=== SUPPLIED TEXT ===

Could there be a worse place than Bergen-Belsen? Sadly, the answer is yes.
The journey by train was worse! Everyone had the dysentery; they were of course no toilets in the wagon not even a basin, so people had no choice but to relieve themselves directly on the wooden floor.
Sometimes the train made a stop, Hélène would get off and pick up some grass which she chewed and gave directly to the mouth of her daughter. She also took some water found in the ditch to mix it up with the powder milk she had saved and gave it to her.
Overall the train went around in circles for fourteen long days! Why? Yvonne will learn later on in time that the Germans were surrounded by both the British and Russian troops.
Finally, on the fifteenth day the train stopped. The prisoners couldn’t hear the shouting of the SS guards anymore, did they run away? When all the sudden they saw coming toward the train Russian soldiers!
Hélène had only one idea in mind, wash herself, wash herself from the filth. She heads off to a house where the German woman lets her in reluctantly. She sees, once inside, food everywhere. So, tempting but she knows, per her studies, that having starved to death, eating too much in one go will surely kill her.
The owner gives Hélène a bedroom, and there, in that room, a miracle occurs! Hélène removes the handmade nappy from her baby, separate the baby from the warmth of her body and for the very first time, the baby cries!
She cries like a baby that was just given birth…but six months later!
Nathan, the husband of Hélène also survived the war; they will finally meet again in Marseille in January 1945. When Nathan see his wife with a baby in her arms he is stunned. Having been made prisoner in 1940 whose baby is this?
Hélène makes up a story of having adopted her in the Netherlands, does he believe her? Probably not, nevertheless he decides to give his name to this little baby girl, Yvonne.
Yvonne will say, later on in time, that her father Nathan never wanted her to know he wasn’t her biological father. It took Yvonne a long time to decide if she should or not share this in her memoirs, wanting to make sure not to smear his name. But, how could she? What he did was honorable, he gave her his name, he raised her, loved her like all his other kids.

=== EXPLORE THE MATERIAL ===
1 - In the account of Hélène and Yvonne, how many days did the train go around in circles?
2 - Pick up the account of Hélène and Yvonne after its last sentence and keep writing it.
The items aren't needed for any task.

=== DATA EXTRACT ===
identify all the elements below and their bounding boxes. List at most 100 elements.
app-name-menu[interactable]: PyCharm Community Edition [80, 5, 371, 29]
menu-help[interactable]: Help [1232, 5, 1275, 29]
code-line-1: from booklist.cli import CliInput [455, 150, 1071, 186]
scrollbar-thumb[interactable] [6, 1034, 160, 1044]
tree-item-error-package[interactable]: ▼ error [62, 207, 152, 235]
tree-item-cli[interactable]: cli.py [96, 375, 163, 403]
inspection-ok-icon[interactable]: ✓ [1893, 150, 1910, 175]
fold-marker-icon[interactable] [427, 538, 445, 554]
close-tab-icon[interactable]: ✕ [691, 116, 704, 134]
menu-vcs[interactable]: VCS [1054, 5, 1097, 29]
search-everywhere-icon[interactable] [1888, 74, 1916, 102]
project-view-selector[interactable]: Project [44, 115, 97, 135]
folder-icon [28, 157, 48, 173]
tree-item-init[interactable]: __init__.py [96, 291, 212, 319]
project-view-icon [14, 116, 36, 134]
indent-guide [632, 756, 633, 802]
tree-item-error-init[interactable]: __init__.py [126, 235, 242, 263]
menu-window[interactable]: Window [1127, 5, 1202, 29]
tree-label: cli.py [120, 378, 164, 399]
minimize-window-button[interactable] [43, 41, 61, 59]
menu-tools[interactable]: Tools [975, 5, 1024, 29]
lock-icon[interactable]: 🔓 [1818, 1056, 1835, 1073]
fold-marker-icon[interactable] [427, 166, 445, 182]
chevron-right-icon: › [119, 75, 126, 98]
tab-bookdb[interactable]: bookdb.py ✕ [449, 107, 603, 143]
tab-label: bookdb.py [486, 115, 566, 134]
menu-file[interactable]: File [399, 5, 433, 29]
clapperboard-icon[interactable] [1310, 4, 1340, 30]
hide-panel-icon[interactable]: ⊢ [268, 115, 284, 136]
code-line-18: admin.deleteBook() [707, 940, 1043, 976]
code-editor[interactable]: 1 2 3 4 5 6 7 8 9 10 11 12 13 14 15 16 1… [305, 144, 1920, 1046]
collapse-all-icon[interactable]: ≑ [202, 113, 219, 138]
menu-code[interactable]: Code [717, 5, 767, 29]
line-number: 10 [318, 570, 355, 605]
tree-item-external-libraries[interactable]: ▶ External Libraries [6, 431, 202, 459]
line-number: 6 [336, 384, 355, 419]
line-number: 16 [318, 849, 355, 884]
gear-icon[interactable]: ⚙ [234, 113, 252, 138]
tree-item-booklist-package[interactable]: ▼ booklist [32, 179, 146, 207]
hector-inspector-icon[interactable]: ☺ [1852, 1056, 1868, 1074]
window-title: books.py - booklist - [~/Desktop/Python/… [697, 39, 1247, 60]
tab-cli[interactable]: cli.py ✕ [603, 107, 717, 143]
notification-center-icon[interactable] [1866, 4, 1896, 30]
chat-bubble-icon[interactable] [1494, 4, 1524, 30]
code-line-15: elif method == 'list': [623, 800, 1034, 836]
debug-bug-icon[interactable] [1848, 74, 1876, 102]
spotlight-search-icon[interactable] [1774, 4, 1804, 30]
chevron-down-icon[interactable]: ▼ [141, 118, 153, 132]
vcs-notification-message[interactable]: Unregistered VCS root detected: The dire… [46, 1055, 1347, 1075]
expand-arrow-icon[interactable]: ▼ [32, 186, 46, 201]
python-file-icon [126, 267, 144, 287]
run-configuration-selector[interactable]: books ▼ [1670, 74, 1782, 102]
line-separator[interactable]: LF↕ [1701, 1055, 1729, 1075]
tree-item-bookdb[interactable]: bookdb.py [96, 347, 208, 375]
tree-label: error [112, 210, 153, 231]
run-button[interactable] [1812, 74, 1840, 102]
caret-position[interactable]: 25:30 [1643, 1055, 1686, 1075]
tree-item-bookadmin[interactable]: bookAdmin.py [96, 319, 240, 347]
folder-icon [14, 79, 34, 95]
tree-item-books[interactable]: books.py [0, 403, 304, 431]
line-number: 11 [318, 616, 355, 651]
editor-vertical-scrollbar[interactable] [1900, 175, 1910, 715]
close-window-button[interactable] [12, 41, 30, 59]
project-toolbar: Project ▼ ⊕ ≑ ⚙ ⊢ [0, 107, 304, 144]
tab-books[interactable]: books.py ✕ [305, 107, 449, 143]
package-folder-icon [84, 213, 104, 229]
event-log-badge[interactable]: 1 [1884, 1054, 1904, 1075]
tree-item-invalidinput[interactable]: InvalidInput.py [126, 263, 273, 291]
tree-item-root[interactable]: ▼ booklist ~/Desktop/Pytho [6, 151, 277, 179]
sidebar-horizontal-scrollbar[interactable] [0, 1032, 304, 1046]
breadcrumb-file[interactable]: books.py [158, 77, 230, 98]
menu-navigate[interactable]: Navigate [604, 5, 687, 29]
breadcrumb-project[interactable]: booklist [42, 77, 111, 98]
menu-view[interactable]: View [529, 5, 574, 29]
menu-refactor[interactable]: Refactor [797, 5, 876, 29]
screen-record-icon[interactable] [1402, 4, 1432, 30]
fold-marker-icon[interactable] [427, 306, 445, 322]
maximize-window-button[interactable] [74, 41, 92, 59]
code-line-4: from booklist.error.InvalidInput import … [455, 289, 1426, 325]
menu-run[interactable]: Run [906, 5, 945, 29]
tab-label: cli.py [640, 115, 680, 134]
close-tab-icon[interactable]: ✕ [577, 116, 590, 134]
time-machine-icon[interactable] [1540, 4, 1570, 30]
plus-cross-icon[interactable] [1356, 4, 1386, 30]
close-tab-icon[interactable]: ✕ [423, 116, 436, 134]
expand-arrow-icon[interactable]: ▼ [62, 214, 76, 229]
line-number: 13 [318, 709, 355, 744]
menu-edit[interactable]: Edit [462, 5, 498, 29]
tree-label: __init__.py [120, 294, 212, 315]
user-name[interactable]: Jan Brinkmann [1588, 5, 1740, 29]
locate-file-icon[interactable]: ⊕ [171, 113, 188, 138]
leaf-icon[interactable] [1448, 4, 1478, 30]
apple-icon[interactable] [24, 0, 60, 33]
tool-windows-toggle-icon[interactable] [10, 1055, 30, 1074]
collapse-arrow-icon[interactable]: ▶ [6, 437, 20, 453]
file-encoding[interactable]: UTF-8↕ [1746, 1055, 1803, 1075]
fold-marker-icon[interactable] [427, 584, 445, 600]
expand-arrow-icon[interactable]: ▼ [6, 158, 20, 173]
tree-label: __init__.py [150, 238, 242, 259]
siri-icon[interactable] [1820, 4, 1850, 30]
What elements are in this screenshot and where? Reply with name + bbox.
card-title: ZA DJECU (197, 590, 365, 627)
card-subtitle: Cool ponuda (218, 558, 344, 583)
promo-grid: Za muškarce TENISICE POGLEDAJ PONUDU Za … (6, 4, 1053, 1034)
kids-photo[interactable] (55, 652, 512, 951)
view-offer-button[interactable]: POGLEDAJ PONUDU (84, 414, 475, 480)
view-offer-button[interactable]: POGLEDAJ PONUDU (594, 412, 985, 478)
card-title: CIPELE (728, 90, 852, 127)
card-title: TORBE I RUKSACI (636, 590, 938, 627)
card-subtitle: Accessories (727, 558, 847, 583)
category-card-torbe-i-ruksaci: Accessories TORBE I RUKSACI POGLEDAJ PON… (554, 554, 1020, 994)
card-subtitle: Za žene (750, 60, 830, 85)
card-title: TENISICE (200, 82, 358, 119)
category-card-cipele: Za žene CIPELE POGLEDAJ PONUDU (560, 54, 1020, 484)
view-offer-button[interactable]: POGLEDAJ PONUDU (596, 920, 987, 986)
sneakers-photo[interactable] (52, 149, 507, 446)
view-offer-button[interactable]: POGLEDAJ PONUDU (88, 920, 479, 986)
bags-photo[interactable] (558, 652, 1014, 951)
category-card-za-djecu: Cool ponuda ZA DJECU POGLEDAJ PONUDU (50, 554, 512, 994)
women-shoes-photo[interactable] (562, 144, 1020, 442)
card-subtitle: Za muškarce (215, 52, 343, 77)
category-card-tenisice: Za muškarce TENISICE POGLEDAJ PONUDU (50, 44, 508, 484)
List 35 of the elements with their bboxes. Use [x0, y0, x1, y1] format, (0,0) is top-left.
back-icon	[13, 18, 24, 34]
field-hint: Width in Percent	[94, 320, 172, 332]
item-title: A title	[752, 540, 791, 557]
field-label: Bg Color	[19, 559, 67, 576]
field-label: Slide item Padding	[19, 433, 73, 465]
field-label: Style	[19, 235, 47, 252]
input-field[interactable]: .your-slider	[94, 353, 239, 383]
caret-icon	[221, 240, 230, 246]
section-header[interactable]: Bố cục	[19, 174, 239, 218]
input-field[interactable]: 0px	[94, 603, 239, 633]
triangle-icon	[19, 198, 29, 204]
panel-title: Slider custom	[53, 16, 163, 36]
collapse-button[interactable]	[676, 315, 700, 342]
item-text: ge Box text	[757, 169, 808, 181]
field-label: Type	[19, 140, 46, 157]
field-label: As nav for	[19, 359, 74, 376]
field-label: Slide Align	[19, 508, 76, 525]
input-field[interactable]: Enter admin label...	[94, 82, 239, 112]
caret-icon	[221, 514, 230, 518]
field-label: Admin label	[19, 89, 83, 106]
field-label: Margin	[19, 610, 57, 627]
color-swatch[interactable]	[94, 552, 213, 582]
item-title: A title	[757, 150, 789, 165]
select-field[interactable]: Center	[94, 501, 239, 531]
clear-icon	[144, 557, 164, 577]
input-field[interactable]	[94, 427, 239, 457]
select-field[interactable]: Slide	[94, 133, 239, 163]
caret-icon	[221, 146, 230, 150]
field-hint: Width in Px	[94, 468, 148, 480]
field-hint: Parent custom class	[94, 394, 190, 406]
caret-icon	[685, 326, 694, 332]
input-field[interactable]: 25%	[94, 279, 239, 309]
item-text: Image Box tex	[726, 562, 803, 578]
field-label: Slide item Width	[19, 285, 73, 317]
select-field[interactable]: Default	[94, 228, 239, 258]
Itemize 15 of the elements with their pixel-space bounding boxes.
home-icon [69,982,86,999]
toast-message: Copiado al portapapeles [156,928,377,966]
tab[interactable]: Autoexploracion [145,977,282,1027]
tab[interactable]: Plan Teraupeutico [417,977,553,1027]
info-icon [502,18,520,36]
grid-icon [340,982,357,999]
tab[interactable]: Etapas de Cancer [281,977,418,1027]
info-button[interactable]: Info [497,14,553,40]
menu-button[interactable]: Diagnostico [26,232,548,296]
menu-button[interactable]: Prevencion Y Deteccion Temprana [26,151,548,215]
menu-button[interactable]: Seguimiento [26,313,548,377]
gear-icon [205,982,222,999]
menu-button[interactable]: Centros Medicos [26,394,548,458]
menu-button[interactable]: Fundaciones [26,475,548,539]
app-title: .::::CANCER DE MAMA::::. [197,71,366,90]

=== EXPECTED RESULTS ===
1 - Fourteen days.

2 -
The only truth that her parents were willing to share with Yvonne was on her identity card. She could see written on it, Yvonne Salamon, born August 15th, 1945 in Marseille… but at the age of 16, Yvonne starts to be more and more curious. The camp where her mother was imprisoned was liberated in April 1945, when was she conceived and where?
When Yvonne talks to her mum this is what she replies: “Listen Yvonne, this is what happened. Dad who was a POW escaped and managed to enter Bergen-Belsen without been seen, that’s how you were conceived, simple as that”.
It’s surely a fairytale but Yvonne desperately wants to believe it until she sees the famous movie “Night and Fog” directed by Alain Resnais… seeing it she realizes that what her mother had told her simply couldn't be true. No one in his right mind, and even if he wanted to, would enter a camp and hope to escape!
Then Yvonne asked herself: “Was my mum raped by a Nazi?” Hélène, her mum, swears that it never happened! But doubts are now there, and they will be anchored in Yvonne’s all the way to her 28th birthday.
One day, Hélène Salamon receives “La Légion d’Honneur” (Legion of Honor) medal and Louis, her companion during the French Resistance period is there. When Yvonne sees him, she is stunned, straight away she realizes that they look alike, especially the face!
So, after the ceremony, Yvonne goes up to her mum: “Mum, Mum, I beg you, stop lying to me. Is Louis my biological father?”
Hélène answers: “Yes, yes my love”.
From that day on, can be read on her identity card: Yvonne Salamon, born October 20, 1944 in Bergen-Belsen.
Her mother Hélène passed away December 5, 1987 at the age of 82.